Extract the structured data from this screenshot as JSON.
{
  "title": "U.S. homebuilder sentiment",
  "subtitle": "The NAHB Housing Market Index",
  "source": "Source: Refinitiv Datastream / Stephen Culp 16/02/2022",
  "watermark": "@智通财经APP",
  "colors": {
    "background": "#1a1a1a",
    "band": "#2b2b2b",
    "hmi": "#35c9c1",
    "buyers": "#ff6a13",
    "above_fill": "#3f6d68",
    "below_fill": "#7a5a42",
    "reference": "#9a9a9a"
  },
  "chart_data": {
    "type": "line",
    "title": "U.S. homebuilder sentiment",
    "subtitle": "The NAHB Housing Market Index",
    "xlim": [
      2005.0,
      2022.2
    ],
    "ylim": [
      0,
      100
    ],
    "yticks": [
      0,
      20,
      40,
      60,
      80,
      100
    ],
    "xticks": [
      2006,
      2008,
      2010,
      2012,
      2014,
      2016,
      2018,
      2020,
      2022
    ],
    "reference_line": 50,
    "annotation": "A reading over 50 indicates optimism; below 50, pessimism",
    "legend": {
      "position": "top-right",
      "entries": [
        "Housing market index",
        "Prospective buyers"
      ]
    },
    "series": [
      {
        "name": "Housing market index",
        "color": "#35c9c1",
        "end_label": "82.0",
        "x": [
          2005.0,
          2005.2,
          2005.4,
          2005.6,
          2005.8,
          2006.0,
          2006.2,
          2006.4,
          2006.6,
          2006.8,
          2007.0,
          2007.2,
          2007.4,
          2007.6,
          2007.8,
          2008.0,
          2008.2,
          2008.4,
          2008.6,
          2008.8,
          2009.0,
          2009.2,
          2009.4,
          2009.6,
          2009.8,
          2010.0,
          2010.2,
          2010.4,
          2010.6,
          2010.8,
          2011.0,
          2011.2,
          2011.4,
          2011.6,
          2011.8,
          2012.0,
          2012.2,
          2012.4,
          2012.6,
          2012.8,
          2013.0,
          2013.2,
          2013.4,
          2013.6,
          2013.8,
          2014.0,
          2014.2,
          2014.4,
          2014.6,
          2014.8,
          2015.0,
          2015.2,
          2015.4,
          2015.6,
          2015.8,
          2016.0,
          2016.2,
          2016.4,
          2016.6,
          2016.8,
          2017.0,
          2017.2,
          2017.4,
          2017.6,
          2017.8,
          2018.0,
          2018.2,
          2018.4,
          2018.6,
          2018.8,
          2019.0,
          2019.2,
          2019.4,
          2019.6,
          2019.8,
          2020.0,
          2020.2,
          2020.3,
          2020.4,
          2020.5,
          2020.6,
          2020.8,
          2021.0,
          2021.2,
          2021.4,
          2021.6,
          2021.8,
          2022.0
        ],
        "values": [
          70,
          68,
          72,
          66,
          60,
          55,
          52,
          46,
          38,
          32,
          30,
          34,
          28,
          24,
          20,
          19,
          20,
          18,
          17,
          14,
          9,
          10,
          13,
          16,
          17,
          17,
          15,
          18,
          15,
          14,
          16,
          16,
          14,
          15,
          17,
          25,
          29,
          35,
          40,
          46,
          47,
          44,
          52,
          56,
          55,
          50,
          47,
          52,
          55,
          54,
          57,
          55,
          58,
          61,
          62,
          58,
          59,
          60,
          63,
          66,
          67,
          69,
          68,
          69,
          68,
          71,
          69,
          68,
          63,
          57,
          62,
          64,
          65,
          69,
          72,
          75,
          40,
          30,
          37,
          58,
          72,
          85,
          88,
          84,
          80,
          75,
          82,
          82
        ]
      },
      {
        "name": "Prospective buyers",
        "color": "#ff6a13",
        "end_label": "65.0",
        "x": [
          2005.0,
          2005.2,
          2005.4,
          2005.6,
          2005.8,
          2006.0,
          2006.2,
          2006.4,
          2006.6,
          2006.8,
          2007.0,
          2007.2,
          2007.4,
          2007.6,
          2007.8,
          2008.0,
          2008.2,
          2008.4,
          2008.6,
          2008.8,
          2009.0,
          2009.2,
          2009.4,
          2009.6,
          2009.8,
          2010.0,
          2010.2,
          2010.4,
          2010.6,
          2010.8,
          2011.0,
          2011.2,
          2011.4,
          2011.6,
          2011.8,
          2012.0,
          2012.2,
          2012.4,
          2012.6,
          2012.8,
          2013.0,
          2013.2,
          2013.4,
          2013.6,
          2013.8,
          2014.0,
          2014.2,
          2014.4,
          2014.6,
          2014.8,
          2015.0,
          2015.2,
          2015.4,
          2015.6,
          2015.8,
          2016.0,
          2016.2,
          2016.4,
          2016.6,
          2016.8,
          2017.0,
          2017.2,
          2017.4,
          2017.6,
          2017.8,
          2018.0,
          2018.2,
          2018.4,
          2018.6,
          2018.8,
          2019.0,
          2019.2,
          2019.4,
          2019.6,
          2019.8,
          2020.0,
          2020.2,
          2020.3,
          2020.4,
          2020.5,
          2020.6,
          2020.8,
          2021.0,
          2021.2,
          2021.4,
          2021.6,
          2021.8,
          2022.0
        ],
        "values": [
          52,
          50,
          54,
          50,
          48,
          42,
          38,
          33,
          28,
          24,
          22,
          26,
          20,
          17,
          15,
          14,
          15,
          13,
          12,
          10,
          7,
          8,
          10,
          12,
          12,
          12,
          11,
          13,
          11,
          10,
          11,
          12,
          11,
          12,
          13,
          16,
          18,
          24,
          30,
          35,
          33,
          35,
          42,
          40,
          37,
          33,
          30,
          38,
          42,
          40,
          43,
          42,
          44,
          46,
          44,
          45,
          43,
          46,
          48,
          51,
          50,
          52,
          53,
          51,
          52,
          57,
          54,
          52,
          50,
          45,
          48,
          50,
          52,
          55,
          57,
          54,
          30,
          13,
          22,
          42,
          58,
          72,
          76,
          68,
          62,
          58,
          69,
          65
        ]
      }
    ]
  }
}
......
* Exercise brief
All of the data needs to be reproduced exactly, with no line missing.

* Answer to the exercise
Extract the structured data from this screenshot as JSON.
{
  "title": "U.S. homebuilder sentiment",
  "subtitle": "The NAHB Housing Market Index",
  "source": "Source: Refinitiv Datastream / Stephen Culp 16/02/2022",
  "watermark": "@智通财经APP",
  "colors": {
    "background": "#1a1a1a",
    "band": "#2b2b2b",
    "hmi": "#35c9c1",
    "buyers": "#ff6a13",
    "above_fill": "#3f6d68",
    "below_fill": "#7a5a42",
    "reference": "#9a9a9a"
  },
  "chart_data": {
    "type": "line",
    "title": "U.S. homebuilder sentiment",
    "subtitle": "The NAHB Housing Market Index",
    "xlim": [
      2005.0,
      2022.2
    ],
    "ylim": [
      0,
      100
    ],
    "yticks": [
      0,
      20,
      40,
      60,
      80,
      100
    ],
    "xticks": [
      2006,
      2008,
      2010,
      2012,
      2014,
      2016,
      2018,
      2020,
      2022
    ],
    "reference_line": 50,
    "annotation": "A reading over 50 indicates optimism; below 50, pessimism",
    "legend": {
      "position": "top-right",
      "entries": [
        "Housing market index",
        "Prospective buyers"
      ]
    },
    "series": [
      {
        "name": "Housing market index",
        "color": "#35c9c1",
        "end_label": "82.0",
        "x": [
          2005.0,
          2005.2,
          2005.4,
          2005.6,
          2005.8,
          2006.0,
          2006.2,
          2006.4,
          2006.6,
          2006.8,
          2007.0,
          2007.2,
          2007.4,
          2007.6,
          2007.8,
          2008.0,
          2008.2,
          2008.4,
          2008.6,
          2008.8,
          2009.0,
          2009.2,
          2009.4,
          2009.6,
          2009.8,
          2010.0,
          2010.2,
          2010.4,
          2010.6,
          2010.8,
          2011.0,
          2011.2,
          2011.4,
          2011.6,
          2011.8,
          2012.0,
          2012.2,
          2012.4,
          2012.6,
          2012.8,
          2013.0,
          2013.2,
          2013.4,
          2013.6,
          2013.8,
          2014.0,
          2014.2,
          2014.4,
          2014.6,
          2014.8,
          2015.0,
          2015.2,
          2015.4,
          2015.6,
          2015.8,
          2016.0,
          2016.2,
          2016.4,
          2016.6,
          2016.8,
          2017.0,
          2017.2,
          2017.4,
          2017.6,
          2017.8,
          2018.0,
          2018.2,
          2018.4,
          2018.6,
          2018.8,
          2019.0,
          2019.2,
          2019.4,
          2019.6,
          2019.8,
          2020.0,
          2020.2,
          2020.3,
          2020.4,
          2020.5,
          2020.6,
          2020.8,
          2021.0,
          2021.2,
          2021.4,
          2021.6,
          2021.8,
          2022.0
        ],
        "values": [
          70,
          68,
          72,
          66,
          60,
          55,
          52,
          46,
          38,
          32,
          30,
          34,
          28,
          24,
          20,
          19,
          20,
          18,
          17,
          14,
          9,
          10,
          13,
          16,
          17,
          17,
          15,
          18,
          15,
          14,
          16,
          16,
          14,
          15,
          17,
          25,
          29,
          35,
          40,
          46,
          47,
          44,
          52,
          56,
          55,
          50,
          47,
          52,
          55,
          54,
          57,
          55,
          58,
          61,
          62,
          58,
          59,
          60,
          63,
          66,
          67,
          69,
          68,
          69,
          68,
          71,
          69,
          68,
          63,
          57,
          62,
          64,
          65,
          69,
          72,
          75,
          40,
          30,
          37,
          58,
          72,
          85,
          88,
          84,
          80,
          75,
          82,
          82
        ]
      },
      {
        "name": "Prospective buyers",
        "color": "#ff6a13",
        "end_label": "65.0",
        "x": [
          2005.0,
          2005.2,
          2005.4,
          2005.6,
          2005.8,
          2006.0,
          2006.2,
          2006.4,
          2006.6,
          2006.8,
          2007.0,
          2007.2,
          2007.4,
          2007.6,
          2007.8,
          2008.0,
          2008.2,
          2008.4,
          2008.6,
          2008.8,
          2009.0,
          2009.2,
          2009.4,
          2009.6,
          2009.8,
          2010.0,
          2010.2,
          2010.4,
          2010.6,
          2010.8,
          2011.0,
          2011.2,
          2011.4,
          2011.6,
          2011.8,
          2012.0,
          2012.2,
          2012.4,
          2012.6,
          2012.8,
          2013.0,
          2013.2,
          2013.4,
          2013.6,
          2013.8,
          2014.0,
          2014.2,
          2014.4,
          2014.6,
          2014.8,
          2015.0,
          2015.2,
          2015.4,
          2015.6,
          2015.8,
          2016.0,
          2016.2,
          2016.4,
          2016.6,
          2016.8,
          2017.0,
          2017.2,
          2017.4,
          2017.6,
          2017.8,
          2018.0,
          2018.2,
          2018.4,
          2018.6,
          2018.8,
          2019.0,
          2019.2,
          2019.4,
          2019.6,
          2019.8,
          2020.0,
          2020.2,
          2020.3,
          2020.4,
          2020.5,
          2020.6,
          2020.8,
          2021.0,
          2021.2,
          2021.4,
          2021.6,
          2021.8,
          2022.0
        ],
        "values": [
          52,
          50,
          54,
          50,
          48,
          42,
          38,
          33,
          28,
          24,
          22,
          26,
          20,
          17,
          15,
          14,
          15,
          13,
          12,
          10,
          7,
          8,
          10,
          12,
          12,
          12,
          11,
          13,
          11,
          10,
          11,
          12,
          11,
          12,
          13,
          16,
          18,
          24,
          30,
          35,
          33,
          35,
          42,
          40,
          37,
          33,
          30,
          38,
          42,
          40,
          43,
          42,
          44,
          46,
          44,
          45,
          43,
          46,
          48,
          51,
          50,
          52,
          53,
          51,
          52,
          57,
          54,
          52,
          50,
          45,
          48,
          50,
          52,
          55,
          57,
          54,
          30,
          13,
          22,
          42,
          58,
          72,
          76,
          68,
          62,
          58,
          69,
          65
        ]
      }
    ]
  }
}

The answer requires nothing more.